> _Data section_
--------
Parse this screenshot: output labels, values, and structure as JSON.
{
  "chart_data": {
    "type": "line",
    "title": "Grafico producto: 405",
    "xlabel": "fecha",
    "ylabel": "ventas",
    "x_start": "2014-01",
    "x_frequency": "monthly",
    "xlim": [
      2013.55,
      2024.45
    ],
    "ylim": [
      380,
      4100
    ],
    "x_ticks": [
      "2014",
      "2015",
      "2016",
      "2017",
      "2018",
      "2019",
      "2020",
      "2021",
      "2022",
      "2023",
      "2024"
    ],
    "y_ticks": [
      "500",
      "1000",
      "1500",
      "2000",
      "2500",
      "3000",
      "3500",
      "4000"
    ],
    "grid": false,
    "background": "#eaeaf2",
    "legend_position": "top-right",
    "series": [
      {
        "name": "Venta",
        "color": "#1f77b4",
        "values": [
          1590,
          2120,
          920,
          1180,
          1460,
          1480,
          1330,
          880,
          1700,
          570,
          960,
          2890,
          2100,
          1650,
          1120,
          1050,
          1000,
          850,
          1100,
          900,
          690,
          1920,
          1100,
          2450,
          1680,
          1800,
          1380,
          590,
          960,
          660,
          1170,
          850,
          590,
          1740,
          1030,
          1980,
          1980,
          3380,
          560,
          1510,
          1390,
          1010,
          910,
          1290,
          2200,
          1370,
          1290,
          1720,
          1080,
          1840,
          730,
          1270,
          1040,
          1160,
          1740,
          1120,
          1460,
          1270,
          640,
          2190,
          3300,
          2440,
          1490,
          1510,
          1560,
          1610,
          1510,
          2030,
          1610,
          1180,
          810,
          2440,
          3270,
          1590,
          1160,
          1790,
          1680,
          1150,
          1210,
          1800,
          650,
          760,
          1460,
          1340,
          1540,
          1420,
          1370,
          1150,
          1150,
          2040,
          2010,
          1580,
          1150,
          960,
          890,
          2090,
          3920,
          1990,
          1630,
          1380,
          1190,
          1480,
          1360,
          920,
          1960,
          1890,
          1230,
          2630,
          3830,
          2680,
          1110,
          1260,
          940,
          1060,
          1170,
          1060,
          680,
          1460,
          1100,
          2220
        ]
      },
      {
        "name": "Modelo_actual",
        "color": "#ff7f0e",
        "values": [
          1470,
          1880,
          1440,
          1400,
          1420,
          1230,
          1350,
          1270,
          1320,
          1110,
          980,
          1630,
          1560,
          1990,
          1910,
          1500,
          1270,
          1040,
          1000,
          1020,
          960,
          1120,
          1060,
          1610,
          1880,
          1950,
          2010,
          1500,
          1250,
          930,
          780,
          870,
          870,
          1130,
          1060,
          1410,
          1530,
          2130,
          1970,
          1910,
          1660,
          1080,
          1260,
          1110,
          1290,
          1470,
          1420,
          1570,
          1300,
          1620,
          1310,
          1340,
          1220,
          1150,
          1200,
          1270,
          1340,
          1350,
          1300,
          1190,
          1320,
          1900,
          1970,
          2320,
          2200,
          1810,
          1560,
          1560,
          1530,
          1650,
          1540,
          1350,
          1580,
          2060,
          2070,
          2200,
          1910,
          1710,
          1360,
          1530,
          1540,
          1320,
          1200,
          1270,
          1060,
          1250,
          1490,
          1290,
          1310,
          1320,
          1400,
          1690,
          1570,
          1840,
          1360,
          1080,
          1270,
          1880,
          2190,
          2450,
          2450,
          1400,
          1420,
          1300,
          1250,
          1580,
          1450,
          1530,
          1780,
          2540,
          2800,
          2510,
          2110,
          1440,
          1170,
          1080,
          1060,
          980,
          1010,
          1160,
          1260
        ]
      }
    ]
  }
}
--------
> _Aim_
Set down the entries above again, word for word.

> _Result of this exercise_
Parse this screenshot: output labels, values, and structure as JSON.
{
  "chart_data": {
    "type": "line",
    "title": "Grafico producto: 405",
    "xlabel": "fecha",
    "ylabel": "ventas",
    "x_start": "2014-01",
    "x_frequency": "monthly",
    "xlim": [
      2013.55,
      2024.45
    ],
    "ylim": [
      380,
      4100
    ],
    "x_ticks": [
      "2014",
      "2015",
      "2016",
      "2017",
      "2018",
      "2019",
      "2020",
      "2021",
      "2022",
      "2023",
      "2024"
    ],
    "y_ticks": [
      "500",
      "1000",
      "1500",
      "2000",
      "2500",
      "3000",
      "3500",
      "4000"
    ],
    "grid": false,
    "background": "#eaeaf2",
    "legend_position": "top-right",
    "series": [
      {
        "name": "Venta",
        "color": "#1f77b4",
        "values": [
          1590,
          2120,
          920,
          1180,
          1460,
          1480,
          1330,
          880,
          1700,
          570,
          960,
          2890,
          2100,
          1650,
          1120,
          1050,
          1000,
          850,
          1100,
          900,
          690,
          1920,
          1100,
          2450,
          1680,
          1800,
          1380,
          590,
          960,
          660,
          1170,
          850,
          590,
          1740,
          1030,
          1980,
          1980,
          3380,
          560,
          1510,
          1390,
          1010,
          910,
          1290,
          2200,
          1370,
          1290,
          1720,
          1080,
          1840,
          730,
          1270,
          1040,
          1160,
          1740,
          1120,
          1460,
          1270,
          640,
          2190,
          3300,
          2440,
          1490,
          1510,
          1560,
          1610,
          1510,
          2030,
          1610,
          1180,
          810,
          2440,
          3270,
          1590,
          1160,
          1790,
          1680,
          1150,
          1210,
          1800,
          650,
          760,
          1460,
          1340,
          1540,
          1420,
          1370,
          1150,
          1150,
          2040,
          2010,
          1580,
          1150,
          960,
          890,
          2090,
          3920,
          1990,
          1630,
          1380,
          1190,
          1480,
          1360,
          920,
          1960,
          1890,
          1230,
          2630,
          3830,
          2680,
          1110,
          1260,
          940,
          1060,
          1170,
          1060,
          680,
          1460,
          1100,
          2220
        ]
      },
      {
        "name": "Modelo_actual",
        "color": "#ff7f0e",
        "values": [
          1470,
          1880,
          1440,
          1400,
          1420,
          1230,
          1350,
          1270,
          1320,
          1110,
          980,
          1630,
          1560,
          1990,
          1910,
          1500,
          1270,
          1040,
          1000,
          1020,
          960,
          1120,
          1060,
          1610,
          1880,
          1950,
          2010,
          1500,
          1250,
          930,
          780,
          870,
          870,
          1130,
          1060,
          1410,
          1530,
          2130,
          1970,
          1910,
          1660,
          1080,
          1260,
          1110,
          1290,
          1470,
          1420,
          1570,
          1300,
          1620,
          1310,
          1340,
          1220,
          1150,
          1200,
          1270,
          1340,
          1350,
          1300,
          1190,
          1320,
          1900,
          1970,
          2320,
          2200,
          1810,
          1560,
          1560,
          1530,
          1650,
          1540,
          1350,
          1580,
          2060,
          2070,
          2200,
          1910,
          1710,
          1360,
          1530,
          1540,
          1320,
          1200,
          1270,
          1060,
          1250,
          1490,
          1290,
          1310,
          1320,
          1400,
          1690,
          1570,
          1840,
          1360,
          1080,
          1270,
          1880,
          2190,
          2450,
          2450,
          1400,
          1420,
          1300,
          1250,
          1580,
          1450,
          1530,
          1780,
          2540,
          2800,
          2510,
          2110,
          1440,
          1170,
          1080,
          1060,
          980,
          1010,
          1160,
          1260
        ]
      }
    ]
  }
}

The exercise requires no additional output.